* [Selected excerpt]:
>>

The landlord says he cannot replace the boiler until the gas company, Keyspan, installs a new gas line. Keyspan has said—I’m Brooklyn paraphrasing—bullshit. A boiler could be run temporarily on the old line, providing some measure of relief until the new line is installed. Which should be real soon. In a few weeks. Sometime in March.
All of the tenants have made complaints to New York City’s Housing and Preservation Department, (HPD) an agency established to handle exactly this kind of thing. Inspectors have been to the building many, many times and issued violations, imposed fines. The fire department has also done inspections and issued violations. One violation states there is not adequate fireproofing around the boiler.
HPD says they can replace the boiler and bill the landlord as an emergency measure because no heat or hot water equals inhabitability thus creating an emergency situation that the city must remedy with emergency measures. Yeah, they’re working on it.

<<

* [Data provided]:
>>

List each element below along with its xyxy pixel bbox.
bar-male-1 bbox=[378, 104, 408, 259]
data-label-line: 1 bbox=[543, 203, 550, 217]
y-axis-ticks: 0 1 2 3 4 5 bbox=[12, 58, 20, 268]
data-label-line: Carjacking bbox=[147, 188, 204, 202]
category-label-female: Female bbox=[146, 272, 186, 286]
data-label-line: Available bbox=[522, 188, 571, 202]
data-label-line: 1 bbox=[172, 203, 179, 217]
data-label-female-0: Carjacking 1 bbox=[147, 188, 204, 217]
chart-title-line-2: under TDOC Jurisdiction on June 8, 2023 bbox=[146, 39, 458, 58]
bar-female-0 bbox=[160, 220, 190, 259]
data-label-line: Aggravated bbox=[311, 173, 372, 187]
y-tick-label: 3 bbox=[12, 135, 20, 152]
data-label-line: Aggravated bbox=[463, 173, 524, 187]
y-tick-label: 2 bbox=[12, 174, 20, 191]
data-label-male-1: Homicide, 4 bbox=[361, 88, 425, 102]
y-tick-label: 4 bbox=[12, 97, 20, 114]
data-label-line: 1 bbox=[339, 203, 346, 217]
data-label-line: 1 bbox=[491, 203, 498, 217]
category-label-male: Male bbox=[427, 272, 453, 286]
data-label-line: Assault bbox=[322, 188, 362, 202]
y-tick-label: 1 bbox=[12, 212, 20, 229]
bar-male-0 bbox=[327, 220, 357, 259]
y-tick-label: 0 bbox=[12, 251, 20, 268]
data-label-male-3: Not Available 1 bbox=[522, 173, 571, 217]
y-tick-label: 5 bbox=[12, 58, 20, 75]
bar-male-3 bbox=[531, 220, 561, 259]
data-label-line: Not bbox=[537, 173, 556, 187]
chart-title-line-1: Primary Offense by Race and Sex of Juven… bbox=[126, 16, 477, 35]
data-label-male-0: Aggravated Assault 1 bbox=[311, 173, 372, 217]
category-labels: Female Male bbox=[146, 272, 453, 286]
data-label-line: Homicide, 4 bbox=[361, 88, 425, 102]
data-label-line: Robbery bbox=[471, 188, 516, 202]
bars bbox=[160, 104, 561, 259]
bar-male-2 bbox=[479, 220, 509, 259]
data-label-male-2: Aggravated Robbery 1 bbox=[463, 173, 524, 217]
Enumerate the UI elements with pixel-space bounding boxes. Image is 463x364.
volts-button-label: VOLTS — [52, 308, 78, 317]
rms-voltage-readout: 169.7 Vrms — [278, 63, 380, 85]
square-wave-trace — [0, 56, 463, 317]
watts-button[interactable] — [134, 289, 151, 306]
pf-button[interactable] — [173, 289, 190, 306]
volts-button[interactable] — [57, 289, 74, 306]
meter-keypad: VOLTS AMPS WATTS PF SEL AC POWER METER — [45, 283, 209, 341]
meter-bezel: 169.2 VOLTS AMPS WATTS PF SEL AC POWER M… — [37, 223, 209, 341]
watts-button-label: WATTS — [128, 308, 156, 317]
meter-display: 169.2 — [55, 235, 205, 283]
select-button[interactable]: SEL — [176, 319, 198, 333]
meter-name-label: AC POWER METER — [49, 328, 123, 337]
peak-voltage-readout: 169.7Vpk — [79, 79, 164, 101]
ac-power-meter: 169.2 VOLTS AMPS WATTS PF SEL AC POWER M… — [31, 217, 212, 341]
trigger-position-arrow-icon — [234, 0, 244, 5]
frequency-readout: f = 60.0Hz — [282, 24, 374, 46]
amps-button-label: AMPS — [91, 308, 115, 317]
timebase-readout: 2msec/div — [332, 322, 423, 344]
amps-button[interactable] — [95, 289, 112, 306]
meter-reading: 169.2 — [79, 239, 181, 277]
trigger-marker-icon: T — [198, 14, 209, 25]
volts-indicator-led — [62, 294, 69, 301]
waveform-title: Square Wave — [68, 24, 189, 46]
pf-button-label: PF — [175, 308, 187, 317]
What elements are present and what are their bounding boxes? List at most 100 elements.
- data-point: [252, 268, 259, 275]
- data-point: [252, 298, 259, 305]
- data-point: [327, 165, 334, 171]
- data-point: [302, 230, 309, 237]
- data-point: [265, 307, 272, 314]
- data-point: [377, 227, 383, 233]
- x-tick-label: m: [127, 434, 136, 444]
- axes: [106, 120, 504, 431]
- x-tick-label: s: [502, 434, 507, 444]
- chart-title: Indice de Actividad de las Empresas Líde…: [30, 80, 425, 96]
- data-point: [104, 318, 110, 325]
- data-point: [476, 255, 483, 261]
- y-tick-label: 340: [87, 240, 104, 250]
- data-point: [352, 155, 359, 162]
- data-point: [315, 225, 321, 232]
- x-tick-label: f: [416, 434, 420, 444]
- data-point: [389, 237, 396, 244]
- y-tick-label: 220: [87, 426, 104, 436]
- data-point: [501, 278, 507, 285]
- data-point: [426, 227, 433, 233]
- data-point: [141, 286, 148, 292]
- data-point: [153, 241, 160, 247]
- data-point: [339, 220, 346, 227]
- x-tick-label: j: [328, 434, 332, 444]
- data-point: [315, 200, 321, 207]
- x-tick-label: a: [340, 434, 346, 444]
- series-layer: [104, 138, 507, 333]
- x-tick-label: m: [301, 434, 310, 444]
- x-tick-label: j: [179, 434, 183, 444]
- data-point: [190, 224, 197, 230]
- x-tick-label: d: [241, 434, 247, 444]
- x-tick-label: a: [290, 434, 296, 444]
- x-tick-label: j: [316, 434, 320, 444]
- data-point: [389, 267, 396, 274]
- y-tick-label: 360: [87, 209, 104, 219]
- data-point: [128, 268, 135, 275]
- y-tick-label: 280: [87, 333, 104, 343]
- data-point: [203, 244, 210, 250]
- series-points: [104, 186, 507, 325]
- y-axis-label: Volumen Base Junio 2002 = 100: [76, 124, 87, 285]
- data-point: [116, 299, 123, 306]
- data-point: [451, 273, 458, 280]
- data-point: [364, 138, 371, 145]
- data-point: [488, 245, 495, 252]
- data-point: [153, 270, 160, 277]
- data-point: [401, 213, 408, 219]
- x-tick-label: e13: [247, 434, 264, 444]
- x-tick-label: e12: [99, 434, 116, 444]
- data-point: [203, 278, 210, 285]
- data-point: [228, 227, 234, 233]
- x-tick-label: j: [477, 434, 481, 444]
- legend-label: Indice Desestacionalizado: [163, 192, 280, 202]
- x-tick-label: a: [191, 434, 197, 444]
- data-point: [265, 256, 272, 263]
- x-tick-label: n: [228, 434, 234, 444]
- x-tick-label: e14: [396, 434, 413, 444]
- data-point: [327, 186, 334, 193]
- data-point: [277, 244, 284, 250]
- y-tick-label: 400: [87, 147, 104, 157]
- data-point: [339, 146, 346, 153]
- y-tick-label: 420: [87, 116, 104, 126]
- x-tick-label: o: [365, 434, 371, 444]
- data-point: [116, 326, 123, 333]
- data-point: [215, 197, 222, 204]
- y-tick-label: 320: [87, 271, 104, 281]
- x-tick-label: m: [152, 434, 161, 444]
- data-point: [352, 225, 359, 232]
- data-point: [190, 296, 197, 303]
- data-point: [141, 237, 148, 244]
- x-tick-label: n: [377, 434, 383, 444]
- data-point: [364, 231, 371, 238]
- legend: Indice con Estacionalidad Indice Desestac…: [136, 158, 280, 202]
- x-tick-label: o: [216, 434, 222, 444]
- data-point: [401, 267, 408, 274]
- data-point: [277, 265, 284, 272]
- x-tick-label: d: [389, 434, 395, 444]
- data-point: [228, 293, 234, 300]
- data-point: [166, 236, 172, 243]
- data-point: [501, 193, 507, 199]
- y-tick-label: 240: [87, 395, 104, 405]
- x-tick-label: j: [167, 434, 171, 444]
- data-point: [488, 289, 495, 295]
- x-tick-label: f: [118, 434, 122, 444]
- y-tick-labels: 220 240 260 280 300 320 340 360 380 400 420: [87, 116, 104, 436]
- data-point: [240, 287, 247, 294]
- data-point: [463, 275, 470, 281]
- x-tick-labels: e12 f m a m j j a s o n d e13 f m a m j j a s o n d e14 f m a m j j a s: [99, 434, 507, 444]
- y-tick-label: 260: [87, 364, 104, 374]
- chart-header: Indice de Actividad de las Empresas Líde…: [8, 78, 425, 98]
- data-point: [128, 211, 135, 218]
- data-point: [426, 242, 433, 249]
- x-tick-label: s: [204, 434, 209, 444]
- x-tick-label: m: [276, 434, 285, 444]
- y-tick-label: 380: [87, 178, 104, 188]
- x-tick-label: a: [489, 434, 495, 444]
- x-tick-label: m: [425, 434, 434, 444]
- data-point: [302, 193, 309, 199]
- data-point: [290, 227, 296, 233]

<<

* [What to work on]:
Can you copy, word for word, the stretch of the boiler passage from "The landlord says" through "around the boiler."?

* [Task answer]:
The landlord says he cannot replace the boiler until the gas company, Keyspan, installs a new gas line. Keyspan has said—I’m Brooklyn paraphrasing—bullshit. A boiler could be run temporarily on the old line, providing some measure of relief until the new line is installed. Which should be real soon. In a few weeks. Sometime in March.
All of the tenants have made complaints to New York City’s Housing and Preservation Department, (HPD) an agency established to handle exactly this kind of thing. Inspectors have been to the building many, many times and issued violations, imposed fines. The fire department has also done inspections and issued violations. One violation states there is not adequate fireproofing around the boiler.